* [WHAT THE TASK ASKS]
List each line holding the string "Empresa".
··· RECORDS FOR PROCESSING
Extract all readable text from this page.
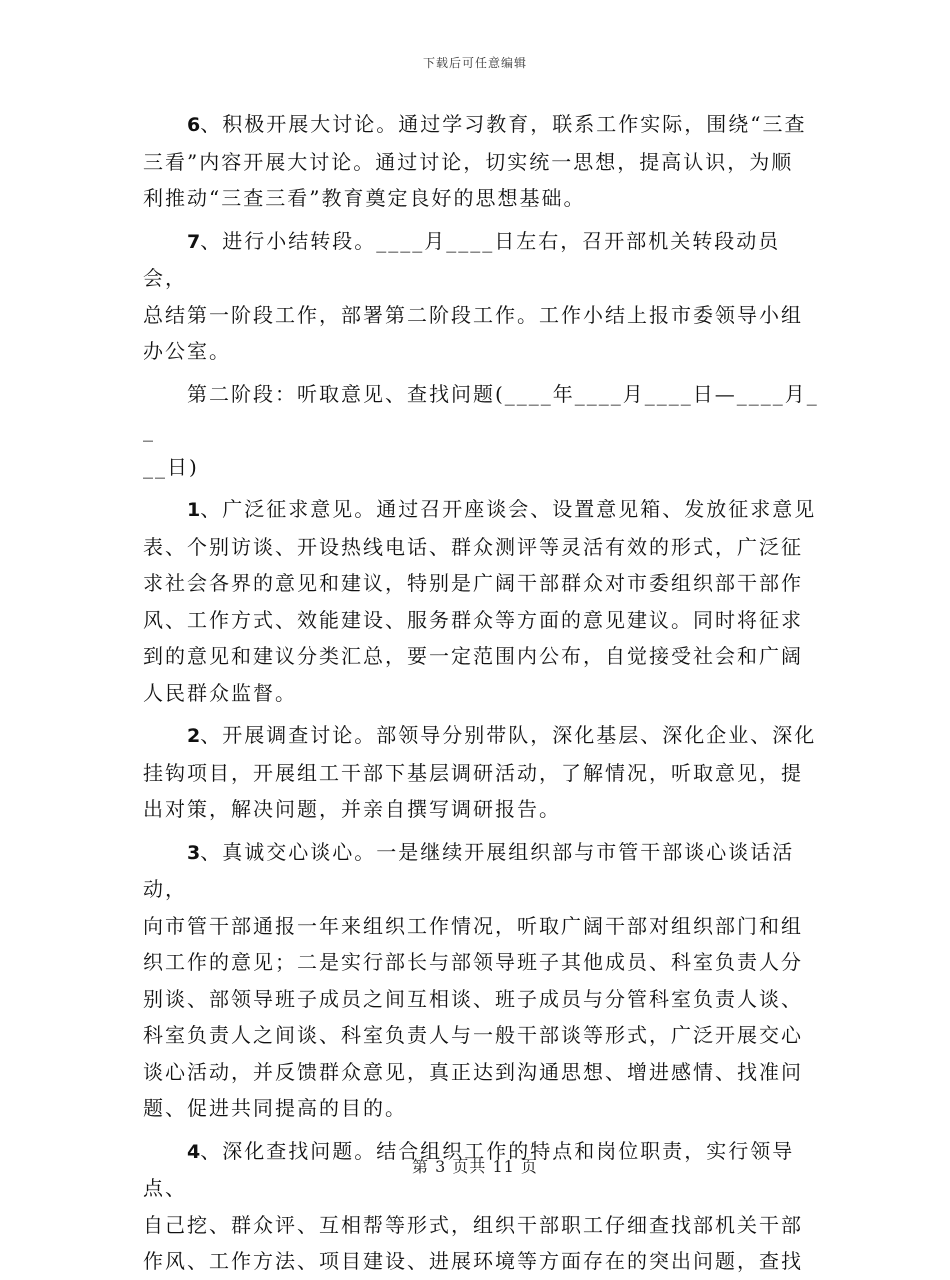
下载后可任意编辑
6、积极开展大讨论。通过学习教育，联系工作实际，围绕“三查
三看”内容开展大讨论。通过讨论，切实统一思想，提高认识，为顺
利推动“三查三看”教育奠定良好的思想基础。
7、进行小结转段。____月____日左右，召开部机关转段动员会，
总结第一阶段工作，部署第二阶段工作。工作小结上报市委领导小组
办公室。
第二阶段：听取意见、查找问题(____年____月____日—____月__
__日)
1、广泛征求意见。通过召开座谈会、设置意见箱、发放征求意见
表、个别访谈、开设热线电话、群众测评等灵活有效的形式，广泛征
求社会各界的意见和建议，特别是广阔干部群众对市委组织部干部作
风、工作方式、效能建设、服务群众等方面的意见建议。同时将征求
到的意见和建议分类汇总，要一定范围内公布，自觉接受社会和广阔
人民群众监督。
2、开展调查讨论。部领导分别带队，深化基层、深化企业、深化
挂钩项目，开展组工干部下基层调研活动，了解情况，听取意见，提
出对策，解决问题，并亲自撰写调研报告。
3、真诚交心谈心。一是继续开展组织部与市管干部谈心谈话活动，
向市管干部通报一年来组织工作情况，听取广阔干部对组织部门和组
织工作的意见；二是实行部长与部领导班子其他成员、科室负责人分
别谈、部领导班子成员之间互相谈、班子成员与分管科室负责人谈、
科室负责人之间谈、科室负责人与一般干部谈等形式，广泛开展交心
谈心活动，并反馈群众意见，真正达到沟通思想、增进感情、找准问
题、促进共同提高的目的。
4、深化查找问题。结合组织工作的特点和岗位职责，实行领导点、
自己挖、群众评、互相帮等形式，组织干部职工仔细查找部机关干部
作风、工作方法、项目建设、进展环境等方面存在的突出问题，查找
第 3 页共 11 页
······
··· RECORDS FOR PROCESSING
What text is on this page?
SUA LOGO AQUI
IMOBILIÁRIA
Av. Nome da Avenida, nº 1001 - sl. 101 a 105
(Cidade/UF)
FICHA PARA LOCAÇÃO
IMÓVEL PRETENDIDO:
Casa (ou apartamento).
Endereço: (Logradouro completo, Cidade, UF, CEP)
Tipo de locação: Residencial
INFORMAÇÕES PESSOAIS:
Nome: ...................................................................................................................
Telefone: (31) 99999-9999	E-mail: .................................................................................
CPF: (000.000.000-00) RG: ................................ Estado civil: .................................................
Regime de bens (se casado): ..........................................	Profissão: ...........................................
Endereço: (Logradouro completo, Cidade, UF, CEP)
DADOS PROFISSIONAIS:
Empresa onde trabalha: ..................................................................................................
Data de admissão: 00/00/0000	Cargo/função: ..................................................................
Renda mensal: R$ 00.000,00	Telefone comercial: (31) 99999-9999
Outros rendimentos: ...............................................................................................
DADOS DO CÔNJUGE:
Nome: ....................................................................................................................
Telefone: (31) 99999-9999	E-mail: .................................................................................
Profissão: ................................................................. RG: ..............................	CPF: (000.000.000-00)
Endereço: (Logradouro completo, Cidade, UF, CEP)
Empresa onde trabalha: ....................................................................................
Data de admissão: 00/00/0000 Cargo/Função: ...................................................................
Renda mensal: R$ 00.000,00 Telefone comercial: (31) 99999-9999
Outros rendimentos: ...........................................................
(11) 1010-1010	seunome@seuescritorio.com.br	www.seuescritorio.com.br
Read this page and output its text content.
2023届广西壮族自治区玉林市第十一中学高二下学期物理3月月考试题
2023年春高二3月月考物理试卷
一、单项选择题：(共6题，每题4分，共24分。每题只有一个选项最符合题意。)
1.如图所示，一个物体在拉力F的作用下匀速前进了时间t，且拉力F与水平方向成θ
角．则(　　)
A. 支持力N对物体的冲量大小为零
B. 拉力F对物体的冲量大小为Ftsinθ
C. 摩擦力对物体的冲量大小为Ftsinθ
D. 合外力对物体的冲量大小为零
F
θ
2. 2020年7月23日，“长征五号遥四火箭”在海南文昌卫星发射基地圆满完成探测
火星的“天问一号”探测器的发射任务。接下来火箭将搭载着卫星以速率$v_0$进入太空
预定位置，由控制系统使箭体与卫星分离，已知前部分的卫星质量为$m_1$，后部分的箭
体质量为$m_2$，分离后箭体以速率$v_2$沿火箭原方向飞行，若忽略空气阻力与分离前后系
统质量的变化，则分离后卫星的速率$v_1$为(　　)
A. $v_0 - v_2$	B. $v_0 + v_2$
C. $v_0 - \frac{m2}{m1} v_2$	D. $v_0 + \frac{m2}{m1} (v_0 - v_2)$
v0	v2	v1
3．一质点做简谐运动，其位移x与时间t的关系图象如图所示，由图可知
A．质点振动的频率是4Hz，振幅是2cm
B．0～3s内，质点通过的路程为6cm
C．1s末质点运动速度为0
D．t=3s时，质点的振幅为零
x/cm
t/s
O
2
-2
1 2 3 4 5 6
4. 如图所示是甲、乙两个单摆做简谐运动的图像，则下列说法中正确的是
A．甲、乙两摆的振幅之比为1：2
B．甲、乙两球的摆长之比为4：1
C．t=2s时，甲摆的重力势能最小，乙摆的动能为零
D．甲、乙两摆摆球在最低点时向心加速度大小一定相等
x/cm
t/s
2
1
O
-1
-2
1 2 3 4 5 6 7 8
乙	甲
······
··· RECORDS FOR PROCESSING
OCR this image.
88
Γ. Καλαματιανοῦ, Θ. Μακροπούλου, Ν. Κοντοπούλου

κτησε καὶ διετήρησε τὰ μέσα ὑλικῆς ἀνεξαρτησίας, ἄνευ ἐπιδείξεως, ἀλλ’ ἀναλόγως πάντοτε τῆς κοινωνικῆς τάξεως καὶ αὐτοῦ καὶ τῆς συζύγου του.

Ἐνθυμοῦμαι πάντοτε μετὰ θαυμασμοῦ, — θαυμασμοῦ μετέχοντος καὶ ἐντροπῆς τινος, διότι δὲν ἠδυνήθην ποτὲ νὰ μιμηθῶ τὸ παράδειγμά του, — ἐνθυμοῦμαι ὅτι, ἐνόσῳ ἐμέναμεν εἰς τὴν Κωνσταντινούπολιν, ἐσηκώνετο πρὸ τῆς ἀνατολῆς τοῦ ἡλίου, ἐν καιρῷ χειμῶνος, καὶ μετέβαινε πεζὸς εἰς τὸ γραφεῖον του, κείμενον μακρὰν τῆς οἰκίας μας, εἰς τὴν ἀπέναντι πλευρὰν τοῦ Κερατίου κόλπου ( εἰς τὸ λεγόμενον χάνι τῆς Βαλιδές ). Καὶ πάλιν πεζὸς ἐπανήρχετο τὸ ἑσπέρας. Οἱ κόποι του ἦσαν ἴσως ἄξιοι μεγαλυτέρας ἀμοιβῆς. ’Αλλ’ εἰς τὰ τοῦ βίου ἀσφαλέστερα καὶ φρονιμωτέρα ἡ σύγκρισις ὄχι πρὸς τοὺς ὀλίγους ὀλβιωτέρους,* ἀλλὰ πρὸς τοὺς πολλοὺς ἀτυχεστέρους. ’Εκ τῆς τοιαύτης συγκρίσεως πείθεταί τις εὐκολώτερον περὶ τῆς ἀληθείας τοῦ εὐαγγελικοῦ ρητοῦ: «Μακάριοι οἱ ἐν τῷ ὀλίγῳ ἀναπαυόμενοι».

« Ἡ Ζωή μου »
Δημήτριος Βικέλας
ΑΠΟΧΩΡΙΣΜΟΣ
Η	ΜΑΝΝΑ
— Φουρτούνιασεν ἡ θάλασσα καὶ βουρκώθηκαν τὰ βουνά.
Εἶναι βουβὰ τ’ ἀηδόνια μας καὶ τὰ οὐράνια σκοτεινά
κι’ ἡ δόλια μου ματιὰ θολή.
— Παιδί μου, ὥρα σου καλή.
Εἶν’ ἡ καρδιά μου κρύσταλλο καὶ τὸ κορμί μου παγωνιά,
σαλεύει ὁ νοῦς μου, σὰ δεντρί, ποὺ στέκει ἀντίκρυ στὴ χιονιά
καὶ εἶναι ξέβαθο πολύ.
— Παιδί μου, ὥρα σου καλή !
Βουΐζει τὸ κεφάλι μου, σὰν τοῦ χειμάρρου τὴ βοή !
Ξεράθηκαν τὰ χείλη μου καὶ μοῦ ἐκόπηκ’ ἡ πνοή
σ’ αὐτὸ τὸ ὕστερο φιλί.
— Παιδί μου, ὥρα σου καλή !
······
* [CORRECT RESULT]
Empresa onde trabalha: ..................................................................................................
Empresa onde trabalha: ....................................................................................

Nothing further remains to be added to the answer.